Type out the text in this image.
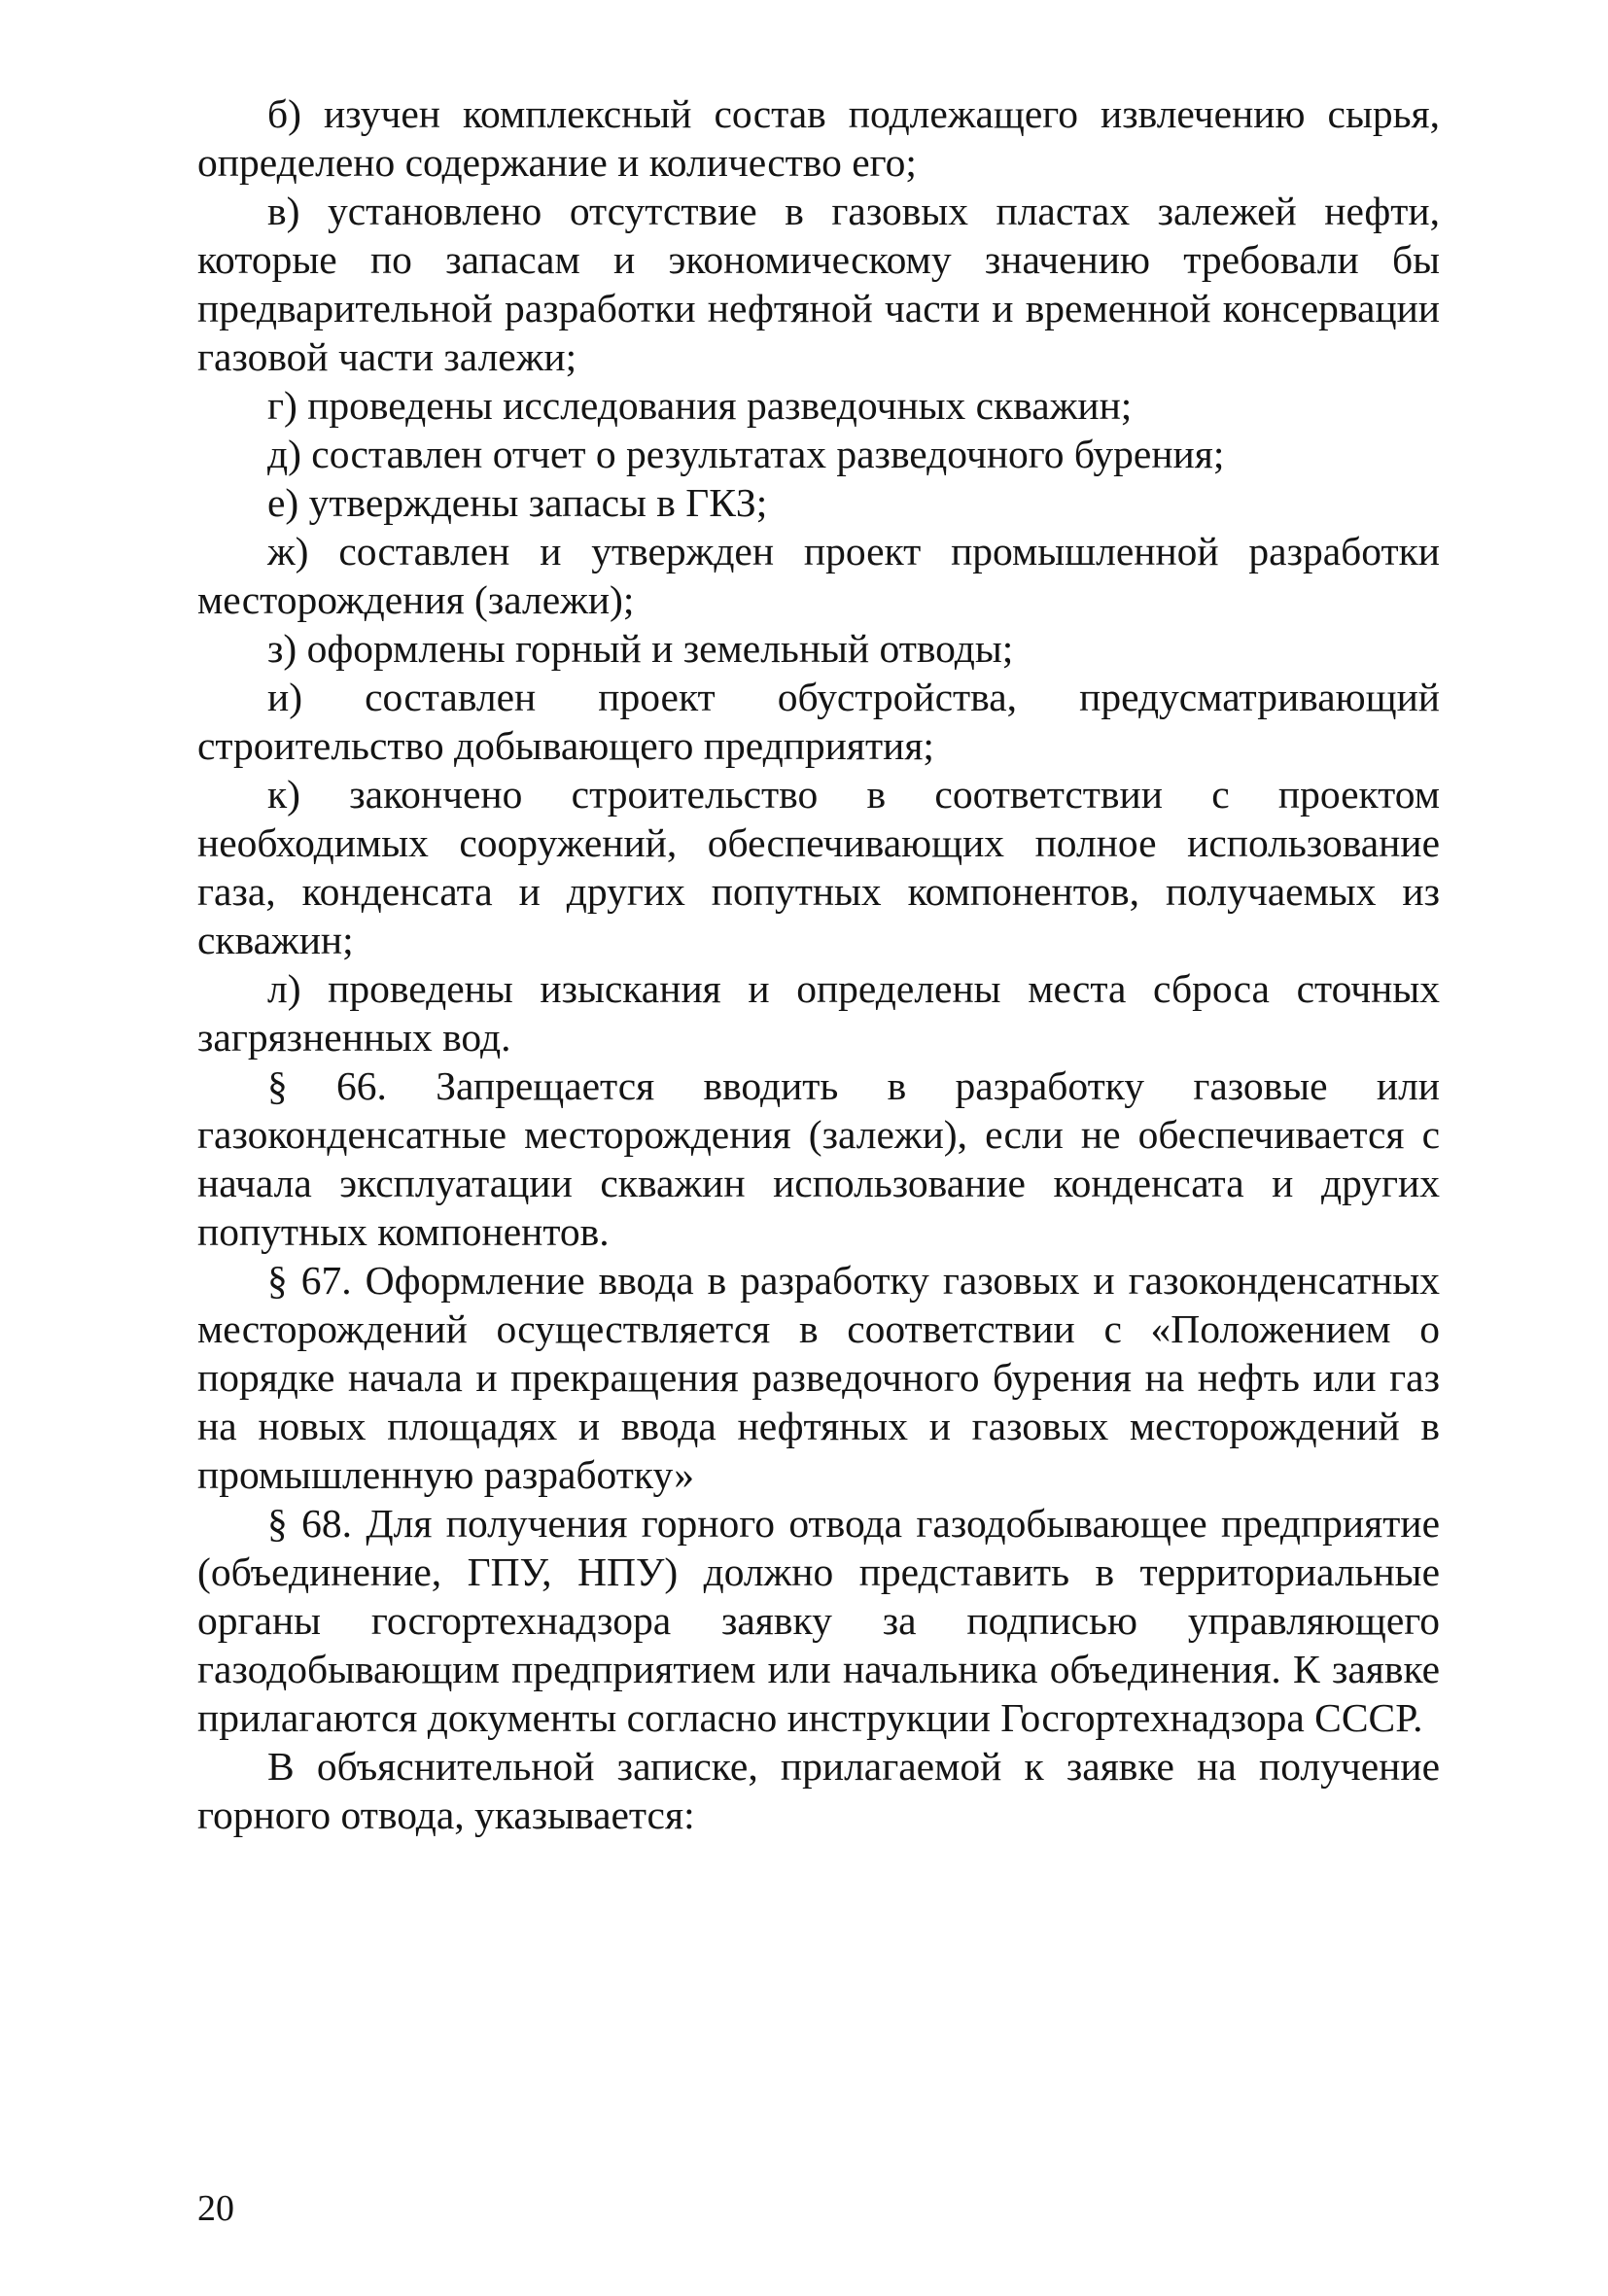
б) изучен комплексный состав подлежащего извлечению сырья, определено содержание и количество его;

в) установлено отсутствие в газовых пластах залежей нефти, которые по запасам и экономическому значению требовали бы предварительной разработки нефтяной части и временной консервации газовой части залежи;

г) проведены исследования разведочных скважин;

д) составлен отчет о результатах разведочного бурения;

е) утверждены запасы в ГКЗ;

ж) составлен и утвержден проект промышленной разработки месторождения (залежи);

з) оформлены горный и земельный отводы;

и) составлен проект обустройства, предусматривающий строительство добывающего предприятия;

к) закончено строительство в соответствии с проектом необходимых сооружений, обеспечивающих полное использование газа, конденсата и других попутных компонентов, получаемых из скважин;

л) проведены изыскания и определены места сброса сточных загрязненных вод.

§ 66. Запрещается вводить в разработку газовые или газоконденсатные месторождения (залежи), если не обеспечивается с начала эксплуатации скважин использование конденсата и других попутных компонентов.

§ 67. Оформление ввода в разработку газовых и газоконденсатных месторождений осуществляется в соответствии с «Положением о порядке начала и прекращения разведочного бурения на нефть или газ на новых площадях и ввода нефтяных и газовых месторождений в промышленную разработку»

§ 68. Для получения горного отвода газодобывающее предприятие (объединение, ГПУ, НПУ) должно представить в территориальные органы госгортехнадзора заявку за подписью управляющего газодобывающим предприятием или начальника объединения. К заявке прилагаются документы согласно инструкции Госгортехнадзора СССР.

В объяснительной записке, прилагаемой к заявке на получение горного отвода, указывается:

20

┄┄┄┄┄┄┄┄┄┄┄┄┄┄┄┄┄┄┄┄

- [Problem description] Skip the pictures and print each record exactly as it stands.

- [Result]
Type out the text in this image.
б) изучен комплексный состав подлежащего извлечению сырья, определено содержание и количество его;

в) установлено отсутствие в газовых пластах залежей нефти, которые по запасам и экономическому значению требовали бы предварительной разработки нефтяной части и временной консервации газовой части залежи;

г) проведены исследования разведочных скважин;

д) составлен отчет о результатах разведочного бурения;

е) утверждены запасы в ГКЗ;

ж) составлен и утвержден проект промышленной разработки месторождения (залежи);

з) оформлены горный и земельный отводы;

и) составлен проект обустройства, предусматривающий строительство добывающего предприятия;

к) закончено строительство в соответствии с проектом необходимых сооружений, обеспечивающих полное использование газа, конденсата и других попутных компонентов, получаемых из скважин;

л) проведены изыскания и определены места сброса сточных загрязненных вод.

§ 66. Запрещается вводить в разработку газовые или газоконденсатные месторождения (залежи), если не обеспечивается с начала эксплуатации скважин использование конденсата и других попутных компонентов.

§ 67. Оформление ввода в разработку газовых и газоконденсатных месторождений осуществляется в соответствии с «Положением о порядке начала и прекращения разведочного бурения на нефть или газ на новых площадях и ввода нефтяных и газовых месторождений в промышленную разработку»

§ 68. Для получения горного отвода газодобывающее предприятие (объединение, ГПУ, НПУ) должно представить в территориальные органы госгортехнадзора заявку за подписью управляющего газодобывающим предприятием или начальника объединения. К заявке прилагаются документы согласно инструкции Госгортехнадзора СССР.

В объяснительной записке, прилагаемой к заявке на получение горного отвода, указывается:

20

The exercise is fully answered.